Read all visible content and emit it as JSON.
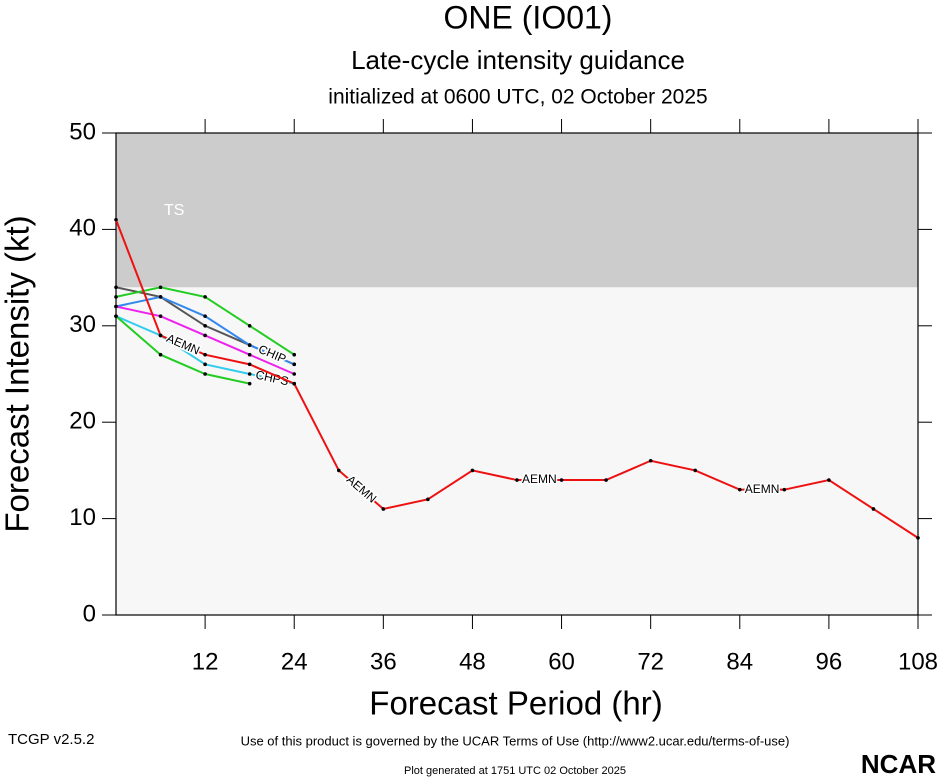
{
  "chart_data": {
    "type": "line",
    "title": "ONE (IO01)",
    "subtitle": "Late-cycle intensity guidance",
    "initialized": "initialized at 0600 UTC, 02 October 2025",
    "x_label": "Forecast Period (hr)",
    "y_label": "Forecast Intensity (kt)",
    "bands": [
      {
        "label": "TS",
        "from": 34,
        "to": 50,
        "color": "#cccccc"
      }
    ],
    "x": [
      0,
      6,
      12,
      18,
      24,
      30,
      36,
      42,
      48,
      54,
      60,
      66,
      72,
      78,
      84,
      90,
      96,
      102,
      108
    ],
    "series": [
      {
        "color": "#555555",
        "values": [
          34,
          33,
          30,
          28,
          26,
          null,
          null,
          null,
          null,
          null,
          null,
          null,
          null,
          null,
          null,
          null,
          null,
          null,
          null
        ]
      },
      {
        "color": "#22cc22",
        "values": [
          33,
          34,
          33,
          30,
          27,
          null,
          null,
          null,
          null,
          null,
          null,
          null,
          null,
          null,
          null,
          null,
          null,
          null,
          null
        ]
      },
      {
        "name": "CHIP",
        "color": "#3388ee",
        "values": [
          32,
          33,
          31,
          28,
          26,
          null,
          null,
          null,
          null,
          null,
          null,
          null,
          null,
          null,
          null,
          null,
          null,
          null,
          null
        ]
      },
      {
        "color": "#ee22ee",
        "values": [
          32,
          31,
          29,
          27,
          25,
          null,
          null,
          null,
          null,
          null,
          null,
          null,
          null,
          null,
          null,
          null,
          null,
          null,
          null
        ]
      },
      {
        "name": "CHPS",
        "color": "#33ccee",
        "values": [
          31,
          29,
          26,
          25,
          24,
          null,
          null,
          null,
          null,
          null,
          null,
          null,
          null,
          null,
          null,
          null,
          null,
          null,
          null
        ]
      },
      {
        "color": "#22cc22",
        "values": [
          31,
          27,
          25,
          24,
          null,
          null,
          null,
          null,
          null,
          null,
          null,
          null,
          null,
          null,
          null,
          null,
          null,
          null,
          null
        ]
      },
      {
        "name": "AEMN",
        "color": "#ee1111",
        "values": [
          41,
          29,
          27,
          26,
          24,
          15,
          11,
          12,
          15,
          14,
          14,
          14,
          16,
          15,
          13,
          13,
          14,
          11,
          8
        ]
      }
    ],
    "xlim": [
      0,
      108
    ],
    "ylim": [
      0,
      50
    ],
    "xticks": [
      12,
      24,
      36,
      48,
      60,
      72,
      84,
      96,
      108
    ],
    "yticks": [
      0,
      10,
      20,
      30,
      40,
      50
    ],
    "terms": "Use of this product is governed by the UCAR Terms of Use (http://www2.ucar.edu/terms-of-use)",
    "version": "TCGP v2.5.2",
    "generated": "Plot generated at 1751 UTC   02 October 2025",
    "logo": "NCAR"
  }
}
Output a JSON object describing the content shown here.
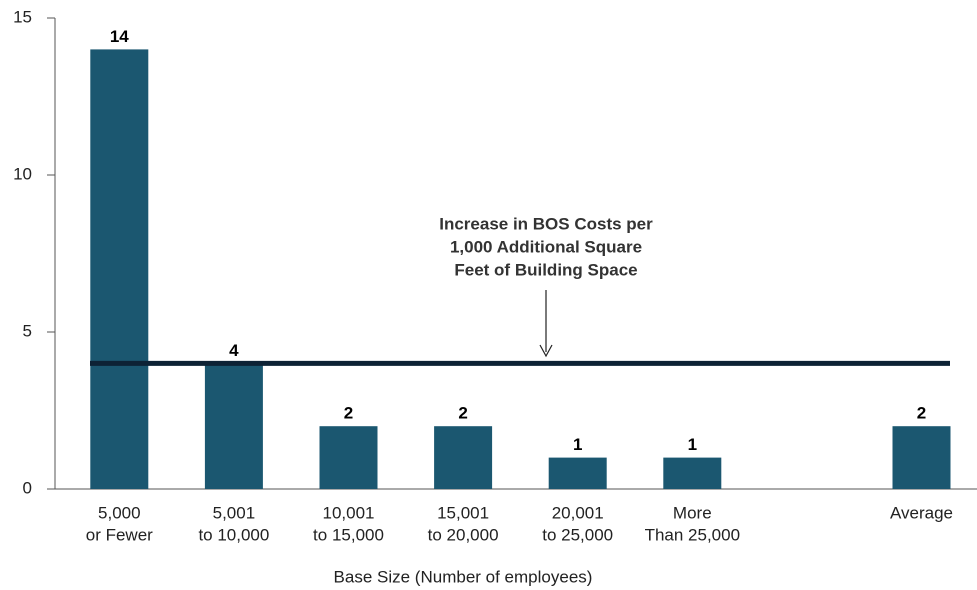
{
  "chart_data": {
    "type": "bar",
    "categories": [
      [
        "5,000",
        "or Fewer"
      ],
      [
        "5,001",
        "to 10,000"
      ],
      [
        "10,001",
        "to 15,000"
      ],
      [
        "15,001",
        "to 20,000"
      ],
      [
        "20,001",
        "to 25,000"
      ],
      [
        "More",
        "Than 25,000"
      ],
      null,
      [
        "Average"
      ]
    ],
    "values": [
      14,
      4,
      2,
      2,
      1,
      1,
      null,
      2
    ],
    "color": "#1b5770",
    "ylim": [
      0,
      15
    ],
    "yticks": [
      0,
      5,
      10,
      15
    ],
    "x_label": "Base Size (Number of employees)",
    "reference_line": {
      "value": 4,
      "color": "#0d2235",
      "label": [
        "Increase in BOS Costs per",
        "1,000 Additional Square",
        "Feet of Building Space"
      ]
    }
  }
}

——

_WHAT YOU NEED TO DO:_
Return all of the entries word for word, but omit the pictures.

_ANSWER FOR THE TASK:_
Read all visible content and emit it as JSON.
{
  "chart_data": {
    "type": "line",
    "title": "ONE (IO01)",
    "subtitle": "Late-cycle intensity guidance",
    "initialized": "initialized at 0600 UTC, 02 October 2025",
    "x_label": "Forecast Period (hr)",
    "y_label": "Forecast Intensity (kt)",
    "bands": [
      {
        "label": "TS",
        "from": 34,
        "to": 50,
        "color": "#cccccc"
      }
    ],
    "x": [
      0,
      6,
      12,
      18,
      24,
      30,
      36,
      42,
      48,
      54,
      60,
      66,
      72,
      78,
      84,
      90,
      96,
      102,
      108
    ],
    "series": [
      {
        "color": "#555555",
        "values": [
          34,
          33,
          30,
          28,
          26,
          null,
          null,
          null,
          null,
          null,
          null,
          null,
          null,
          null,
          null,
          null,
          null,
          null,
          null
        ]
      },
      {
        "color": "#22cc22",
        "values": [
          33,
          34,
          33,
          30,
          27,
          null,
          null,
          null,
          null,
          null,
          null,
          null,
          null,
          null,
          null,
          null,
          null,
          null,
          null
        ]
      },
      {
        "name": "CHIP",
        "color": "#3388ee",
        "values": [
          32,
          33,
          31,
          28,
          26,
          null,
          null,
          null,
          null,
          null,
          null,
          null,
          null,
          null,
          null,
          null,
          null,
          null,
          null
        ]
      },
      {
        "color": "#ee22ee",
        "values": [
          32,
          31,
          29,
          27,
          25,
          null,
          null,
          null,
          null,
          null,
          null,
          null,
          null,
          null,
          null,
          null,
          null,
          null,
          null
        ]
      },
      {
        "name": "CHPS",
        "color": "#33ccee",
        "values": [
          31,
          29,
          26,
          25,
          24,
          null,
          null,
          null,
          null,
          null,
          null,
          null,
          null,
          null,
          null,
          null,
          null,
          null,
          null
        ]
      },
      {
        "color": "#22cc22",
        "values": [
          31,
          27,
          25,
          24,
          null,
          null,
          null,
          null,
          null,
          null,
          null,
          null,
          null,
          null,
          null,
          null,
          null,
          null,
          null
        ]
      },
      {
        "name": "AEMN",
        "color": "#ee1111",
        "values": [
          41,
          29,
          27,
          26,
          24,
          15,
          11,
          12,
          15,
          14,
          14,
          14,
          16,
          15,
          13,
          13,
          14,
          11,
          8
        ]
      }
    ],
    "xlim": [
      0,
      108
    ],
    "ylim": [
      0,
      50
    ],
    "xticks": [
      12,
      24,
      36,
      48,
      60,
      72,
      84,
      96,
      108
    ],
    "yticks": [
      0,
      10,
      20,
      30,
      40,
      50
    ],
    "terms": "Use of this product is governed by the UCAR Terms of Use (http://www2.ucar.edu/terms-of-use)",
    "version": "TCGP v2.5.2",
    "generated": "Plot generated at 1751 UTC   02 October 2025",
    "logo": "NCAR"
  }
}
Output a JSON object describing the content shown here.
{
  "chart_data": {
    "type": "bar",
    "categories": [
      [
        "5,000",
        "or Fewer"
      ],
      [
        "5,001",
        "to 10,000"
      ],
      [
        "10,001",
        "to 15,000"
      ],
      [
        "15,001",
        "to 20,000"
      ],
      [
        "20,001",
        "to 25,000"
      ],
      [
        "More",
        "Than 25,000"
      ],
      null,
      [
        "Average"
      ]
    ],
    "values": [
      14,
      4,
      2,
      2,
      1,
      1,
      null,
      2
    ],
    "color": "#1b5770",
    "ylim": [
      0,
      15
    ],
    "yticks": [
      0,
      5,
      10,
      15
    ],
    "x_label": "Base Size (Number of employees)",
    "reference_line": {
      "value": 4,
      "color": "#0d2235",
      "label": [
        "Increase in BOS Costs per",
        "1,000 Additional Square",
        "Feet of Building Space"
      ]
    }
  }
}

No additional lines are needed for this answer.